-- BEGIN --

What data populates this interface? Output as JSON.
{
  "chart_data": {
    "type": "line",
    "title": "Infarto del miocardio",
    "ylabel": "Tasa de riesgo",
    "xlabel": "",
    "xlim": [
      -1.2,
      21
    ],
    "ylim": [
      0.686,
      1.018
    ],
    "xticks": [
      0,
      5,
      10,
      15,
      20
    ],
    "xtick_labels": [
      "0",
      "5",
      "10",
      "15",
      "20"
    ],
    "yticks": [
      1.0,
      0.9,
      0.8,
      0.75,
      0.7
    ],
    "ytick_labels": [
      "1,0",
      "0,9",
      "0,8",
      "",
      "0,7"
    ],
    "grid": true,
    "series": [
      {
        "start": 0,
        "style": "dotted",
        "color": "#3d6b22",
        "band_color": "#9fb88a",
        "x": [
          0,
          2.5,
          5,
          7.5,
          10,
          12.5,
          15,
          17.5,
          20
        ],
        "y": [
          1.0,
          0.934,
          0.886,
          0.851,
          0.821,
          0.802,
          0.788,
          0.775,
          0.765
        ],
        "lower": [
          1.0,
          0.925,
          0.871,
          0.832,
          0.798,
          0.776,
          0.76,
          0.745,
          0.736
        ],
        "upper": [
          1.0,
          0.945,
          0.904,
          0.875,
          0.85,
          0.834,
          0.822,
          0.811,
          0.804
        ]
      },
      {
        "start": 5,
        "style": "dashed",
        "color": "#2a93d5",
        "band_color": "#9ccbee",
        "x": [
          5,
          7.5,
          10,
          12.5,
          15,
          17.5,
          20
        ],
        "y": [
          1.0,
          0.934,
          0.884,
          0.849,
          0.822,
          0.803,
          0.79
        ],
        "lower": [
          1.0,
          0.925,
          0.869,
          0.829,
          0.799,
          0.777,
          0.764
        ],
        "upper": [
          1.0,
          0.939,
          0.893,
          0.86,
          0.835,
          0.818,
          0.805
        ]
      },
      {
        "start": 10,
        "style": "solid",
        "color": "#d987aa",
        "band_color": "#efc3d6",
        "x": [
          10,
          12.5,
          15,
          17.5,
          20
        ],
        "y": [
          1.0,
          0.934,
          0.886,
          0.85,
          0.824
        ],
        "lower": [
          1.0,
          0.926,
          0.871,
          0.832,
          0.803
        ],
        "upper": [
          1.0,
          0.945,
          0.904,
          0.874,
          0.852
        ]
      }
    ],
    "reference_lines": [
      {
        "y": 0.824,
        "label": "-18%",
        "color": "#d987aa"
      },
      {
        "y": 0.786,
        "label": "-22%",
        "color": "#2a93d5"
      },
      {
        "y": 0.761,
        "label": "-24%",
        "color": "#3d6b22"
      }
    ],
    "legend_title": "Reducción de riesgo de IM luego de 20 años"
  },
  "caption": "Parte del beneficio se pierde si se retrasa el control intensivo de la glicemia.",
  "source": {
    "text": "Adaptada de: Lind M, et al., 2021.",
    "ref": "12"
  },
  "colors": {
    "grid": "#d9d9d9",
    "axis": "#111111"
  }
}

-- END --

> _Short problem_: Set down the material above again, word for word.

> _Result below_:
What data populates this interface? Output as JSON.
{
  "chart_data": {
    "type": "line",
    "title": "Infarto del miocardio",
    "ylabel": "Tasa de riesgo",
    "xlabel": "",
    "xlim": [
      -1.2,
      21
    ],
    "ylim": [
      0.686,
      1.018
    ],
    "xticks": [
      0,
      5,
      10,
      15,
      20
    ],
    "xtick_labels": [
      "0",
      "5",
      "10",
      "15",
      "20"
    ],
    "yticks": [
      1.0,
      0.9,
      0.8,
      0.75,
      0.7
    ],
    "ytick_labels": [
      "1,0",
      "0,9",
      "0,8",
      "",
      "0,7"
    ],
    "grid": true,
    "series": [
      {
        "start": 0,
        "style": "dotted",
        "color": "#3d6b22",
        "band_color": "#9fb88a",
        "x": [
          0,
          2.5,
          5,
          7.5,
          10,
          12.5,
          15,
          17.5,
          20
        ],
        "y": [
          1.0,
          0.934,
          0.886,
          0.851,
          0.821,
          0.802,
          0.788,
          0.775,
          0.765
        ],
        "lower": [
          1.0,
          0.925,
          0.871,
          0.832,
          0.798,
          0.776,
          0.76,
          0.745,
          0.736
        ],
        "upper": [
          1.0,
          0.945,
          0.904,
          0.875,
          0.85,
          0.834,
          0.822,
          0.811,
          0.804
        ]
      },
      {
        "start": 5,
        "style": "dashed",
        "color": "#2a93d5",
        "band_color": "#9ccbee",
        "x": [
          5,
          7.5,
          10,
          12.5,
          15,
          17.5,
          20
        ],
        "y": [
          1.0,
          0.934,
          0.884,
          0.849,
          0.822,
          0.803,
          0.79
        ],
        "lower": [
          1.0,
          0.925,
          0.869,
          0.829,
          0.799,
          0.777,
          0.764
        ],
        "upper": [
          1.0,
          0.939,
          0.893,
          0.86,
          0.835,
          0.818,
          0.805
        ]
      },
      {
        "start": 10,
        "style": "solid",
        "color": "#d987aa",
        "band_color": "#efc3d6",
        "x": [
          10,
          12.5,
          15,
          17.5,
          20
        ],
        "y": [
          1.0,
          0.934,
          0.886,
          0.85,
          0.824
        ],
        "lower": [
          1.0,
          0.926,
          0.871,
          0.832,
          0.803
        ],
        "upper": [
          1.0,
          0.945,
          0.904,
          0.874,
          0.852
        ]
      }
    ],
    "reference_lines": [
      {
        "y": 0.824,
        "label": "-18%",
        "color": "#d987aa"
      },
      {
        "y": 0.786,
        "label": "-22%",
        "color": "#2a93d5"
      },
      {
        "y": 0.761,
        "label": "-24%",
        "color": "#3d6b22"
      }
    ],
    "legend_title": "Reducción de riesgo de IM luego de 20 años"
  },
  "caption": "Parte del beneficio se pierde si se retrasa el control intensivo de la glicemia.",
  "source": {
    "text": "Adaptada de: Lind M, et al., 2021.",
    "ref": "12"
  },
  "colors": {
    "grid": "#d9d9d9",
    "axis": "#111111"
  }
}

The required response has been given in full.